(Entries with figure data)
---

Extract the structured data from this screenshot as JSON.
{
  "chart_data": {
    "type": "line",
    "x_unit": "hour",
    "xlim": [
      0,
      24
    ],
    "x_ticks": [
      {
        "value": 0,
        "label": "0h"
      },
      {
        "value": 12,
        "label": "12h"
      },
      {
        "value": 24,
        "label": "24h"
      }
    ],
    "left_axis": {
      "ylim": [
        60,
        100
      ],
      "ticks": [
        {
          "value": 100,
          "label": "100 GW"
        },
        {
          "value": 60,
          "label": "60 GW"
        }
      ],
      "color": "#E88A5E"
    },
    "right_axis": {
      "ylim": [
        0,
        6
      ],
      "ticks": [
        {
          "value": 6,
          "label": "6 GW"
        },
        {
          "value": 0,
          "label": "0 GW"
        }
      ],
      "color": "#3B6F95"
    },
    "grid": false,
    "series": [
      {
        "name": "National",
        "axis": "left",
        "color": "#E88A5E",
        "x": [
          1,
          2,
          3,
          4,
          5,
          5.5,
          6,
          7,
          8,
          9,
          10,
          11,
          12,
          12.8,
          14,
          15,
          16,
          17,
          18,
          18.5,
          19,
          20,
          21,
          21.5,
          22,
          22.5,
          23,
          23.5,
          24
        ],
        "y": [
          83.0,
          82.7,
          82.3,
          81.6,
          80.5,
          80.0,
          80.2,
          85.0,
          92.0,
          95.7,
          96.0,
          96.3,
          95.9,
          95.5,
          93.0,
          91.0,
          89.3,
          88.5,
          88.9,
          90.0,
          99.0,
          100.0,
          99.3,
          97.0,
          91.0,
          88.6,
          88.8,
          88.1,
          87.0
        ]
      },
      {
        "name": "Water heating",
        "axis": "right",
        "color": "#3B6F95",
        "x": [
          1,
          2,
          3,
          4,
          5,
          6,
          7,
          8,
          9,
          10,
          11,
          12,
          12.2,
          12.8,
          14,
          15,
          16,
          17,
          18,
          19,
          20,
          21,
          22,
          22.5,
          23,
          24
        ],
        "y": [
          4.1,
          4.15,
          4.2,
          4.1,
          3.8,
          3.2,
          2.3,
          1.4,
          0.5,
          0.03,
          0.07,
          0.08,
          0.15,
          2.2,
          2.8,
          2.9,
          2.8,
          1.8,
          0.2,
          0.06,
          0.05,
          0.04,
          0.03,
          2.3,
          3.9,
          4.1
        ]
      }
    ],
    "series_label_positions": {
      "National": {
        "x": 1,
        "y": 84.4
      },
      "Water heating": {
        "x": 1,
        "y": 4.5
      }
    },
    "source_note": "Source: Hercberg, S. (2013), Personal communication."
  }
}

---

Select every line in the material above where the string "color" occurs, and copy it.

      "color": "#E88A5E"
      "color": "#3B6F95"
        "color": "#E88A5E",
        "color": "#3B6F95",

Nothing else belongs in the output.